Problem statement:
Return, exactly, the line that contains "What does this" together with all lines after it to the end of the entries, and no further lines.

Data entries:
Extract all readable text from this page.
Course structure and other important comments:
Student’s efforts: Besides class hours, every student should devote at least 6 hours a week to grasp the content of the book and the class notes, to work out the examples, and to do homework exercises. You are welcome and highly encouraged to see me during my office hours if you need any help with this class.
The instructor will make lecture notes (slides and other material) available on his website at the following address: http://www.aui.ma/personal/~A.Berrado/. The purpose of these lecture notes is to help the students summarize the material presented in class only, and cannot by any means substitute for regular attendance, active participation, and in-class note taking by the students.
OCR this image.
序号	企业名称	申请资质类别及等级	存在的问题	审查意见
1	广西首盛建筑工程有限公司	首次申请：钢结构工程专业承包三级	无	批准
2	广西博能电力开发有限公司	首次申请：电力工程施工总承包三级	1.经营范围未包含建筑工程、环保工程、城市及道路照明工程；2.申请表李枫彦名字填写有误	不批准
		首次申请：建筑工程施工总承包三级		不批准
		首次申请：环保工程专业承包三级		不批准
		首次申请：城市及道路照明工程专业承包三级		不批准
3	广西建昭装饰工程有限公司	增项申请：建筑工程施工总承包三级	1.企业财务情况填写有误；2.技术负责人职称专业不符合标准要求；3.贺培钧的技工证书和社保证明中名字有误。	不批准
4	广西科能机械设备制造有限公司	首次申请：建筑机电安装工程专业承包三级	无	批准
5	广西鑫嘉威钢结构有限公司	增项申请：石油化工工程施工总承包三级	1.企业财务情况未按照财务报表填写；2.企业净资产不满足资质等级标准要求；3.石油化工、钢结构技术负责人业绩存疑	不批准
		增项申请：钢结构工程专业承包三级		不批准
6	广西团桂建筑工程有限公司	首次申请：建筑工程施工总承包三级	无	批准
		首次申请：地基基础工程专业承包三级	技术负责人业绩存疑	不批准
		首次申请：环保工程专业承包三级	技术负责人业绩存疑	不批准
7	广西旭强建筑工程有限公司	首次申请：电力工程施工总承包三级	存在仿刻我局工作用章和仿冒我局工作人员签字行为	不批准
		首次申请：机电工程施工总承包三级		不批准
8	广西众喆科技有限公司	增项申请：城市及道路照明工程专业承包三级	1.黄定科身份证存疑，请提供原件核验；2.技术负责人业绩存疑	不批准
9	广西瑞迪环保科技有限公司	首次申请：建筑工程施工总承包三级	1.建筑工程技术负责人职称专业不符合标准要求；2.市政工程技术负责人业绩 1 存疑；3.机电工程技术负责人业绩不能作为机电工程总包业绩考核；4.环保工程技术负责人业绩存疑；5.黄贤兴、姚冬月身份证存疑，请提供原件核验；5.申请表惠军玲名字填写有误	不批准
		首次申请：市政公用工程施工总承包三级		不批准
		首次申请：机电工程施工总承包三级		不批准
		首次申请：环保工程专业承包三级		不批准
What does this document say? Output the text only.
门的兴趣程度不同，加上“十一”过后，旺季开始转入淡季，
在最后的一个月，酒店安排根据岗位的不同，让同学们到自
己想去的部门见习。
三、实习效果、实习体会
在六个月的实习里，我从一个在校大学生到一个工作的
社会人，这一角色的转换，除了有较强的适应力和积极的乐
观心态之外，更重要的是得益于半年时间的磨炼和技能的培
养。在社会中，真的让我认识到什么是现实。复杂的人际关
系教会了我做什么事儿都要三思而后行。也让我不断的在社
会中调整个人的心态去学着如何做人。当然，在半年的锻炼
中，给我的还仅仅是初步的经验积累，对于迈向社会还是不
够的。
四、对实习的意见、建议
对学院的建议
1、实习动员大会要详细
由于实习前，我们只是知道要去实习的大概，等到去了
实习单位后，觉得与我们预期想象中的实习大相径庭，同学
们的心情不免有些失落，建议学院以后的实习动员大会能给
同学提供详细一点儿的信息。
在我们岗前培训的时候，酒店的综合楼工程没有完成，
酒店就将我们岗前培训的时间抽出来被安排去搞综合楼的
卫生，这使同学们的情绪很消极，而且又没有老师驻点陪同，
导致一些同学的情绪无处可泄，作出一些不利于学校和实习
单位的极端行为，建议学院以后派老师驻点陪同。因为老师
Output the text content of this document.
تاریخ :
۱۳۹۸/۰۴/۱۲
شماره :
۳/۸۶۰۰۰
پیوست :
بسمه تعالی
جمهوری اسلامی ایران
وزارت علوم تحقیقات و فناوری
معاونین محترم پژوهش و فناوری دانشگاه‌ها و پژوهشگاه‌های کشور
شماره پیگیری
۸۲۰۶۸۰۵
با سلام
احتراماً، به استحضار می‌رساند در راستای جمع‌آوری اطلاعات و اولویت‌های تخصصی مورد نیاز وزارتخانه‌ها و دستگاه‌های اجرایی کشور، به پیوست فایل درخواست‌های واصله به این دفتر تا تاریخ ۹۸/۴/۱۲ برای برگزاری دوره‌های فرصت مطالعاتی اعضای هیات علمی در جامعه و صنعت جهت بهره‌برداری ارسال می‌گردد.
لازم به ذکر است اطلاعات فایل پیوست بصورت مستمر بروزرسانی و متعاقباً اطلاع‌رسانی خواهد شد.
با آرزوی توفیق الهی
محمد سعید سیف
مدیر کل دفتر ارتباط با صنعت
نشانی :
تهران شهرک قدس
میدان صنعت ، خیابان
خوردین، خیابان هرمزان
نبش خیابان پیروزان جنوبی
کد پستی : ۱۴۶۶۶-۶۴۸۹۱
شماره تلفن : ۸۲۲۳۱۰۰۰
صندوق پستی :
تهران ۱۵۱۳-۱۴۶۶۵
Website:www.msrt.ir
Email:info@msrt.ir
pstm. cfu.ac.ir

Correct result:
What does this document say? Output the text only.
门的兴趣程度不同，加上“十一”过后，旺季开始转入淡季，
在最后的一个月，酒店安排根据岗位的不同，让同学们到自
己想去的部门见习。
三、实习效果、实习体会
在六个月的实习里，我从一个在校大学生到一个工作的
社会人，这一角色的转换，除了有较强的适应力和积极的乐
观心态之外，更重要的是得益于半年时间的磨炼和技能的培
养。在社会中，真的让我认识到什么是现实。复杂的人际关
系教会了我做什么事儿都要三思而后行。也让我不断的在社
会中调整个人的心态去学着如何做人。当然，在半年的锻炼
中，给我的还仅仅是初步的经验积累，对于迈向社会还是不
够的。
四、对实习的意见、建议
对学院的建议
1、实习动员大会要详细
由于实习前，我们只是知道要去实习的大概，等到去了
实习单位后，觉得与我们预期想象中的实习大相径庭，同学
们的心情不免有些失落，建议学院以后的实习动员大会能给
同学提供详细一点儿的信息。
在我们岗前培训的时候，酒店的综合楼工程没有完成，
酒店就将我们岗前培训的时间抽出来被安排去搞综合楼的
卫生，这使同学们的情绪很消极，而且又没有老师驻点陪同，
导致一些同学的情绪无处可泄，作出一些不利于学校和实习
单位的极端行为，建议学院以后派老师驻点陪同。因为老师
Output the text content of this document.
تاریخ :
۱۳۹۸/۰۴/۱۲
شماره :
۳/۸۶۰۰۰
پیوست :
بسمه تعالی
جمهوری اسلامی ایران
وزارت علوم تحقیقات و فناوری
معاونین محترم پژوهش و فناوری دانشگاه‌ها و پژوهشگاه‌های کشور
شماره پیگیری
۸۲۰۶۸۰۵
با سلام
احتراماً، به استحضار می‌رساند در راستای جمع‌آوری اطلاعات و اولویت‌های تخصصی مورد نیاز وزارتخانه‌ها و دستگاه‌های اجرایی کشور، به پیوست فایل درخواست‌های واصله به این دفتر تا تاریخ ۹۸/۴/۱۲ برای برگزاری دوره‌های فرصت مطالعاتی اعضای هیات علمی در جامعه و صنعت جهت بهره‌برداری ارسال می‌گردد.
لازم به ذکر است اطلاعات فایل پیوست بصورت مستمر بروزرسانی و متعاقباً اطلاع‌رسانی خواهد شد.
با آرزوی توفیق الهی
محمد سعید سیف
مدیر کل دفتر ارتباط با صنعت
نشانی :
تهران شهرک قدس
میدان صنعت ، خیابان
خوردین، خیابان هرمزان
نبش خیابان پیروزان جنوبی
کد پستی : ۱۴۶۶۶-۶۴۸۹۱
شماره تلفن : ۸۲۲۳۱۰۰۰
صندوق پستی :
تهران ۱۵۱۳-۱۴۶۶۵
Website:www.msrt.ir
Email:info@msrt.ir
pstm. cfu.ac.ir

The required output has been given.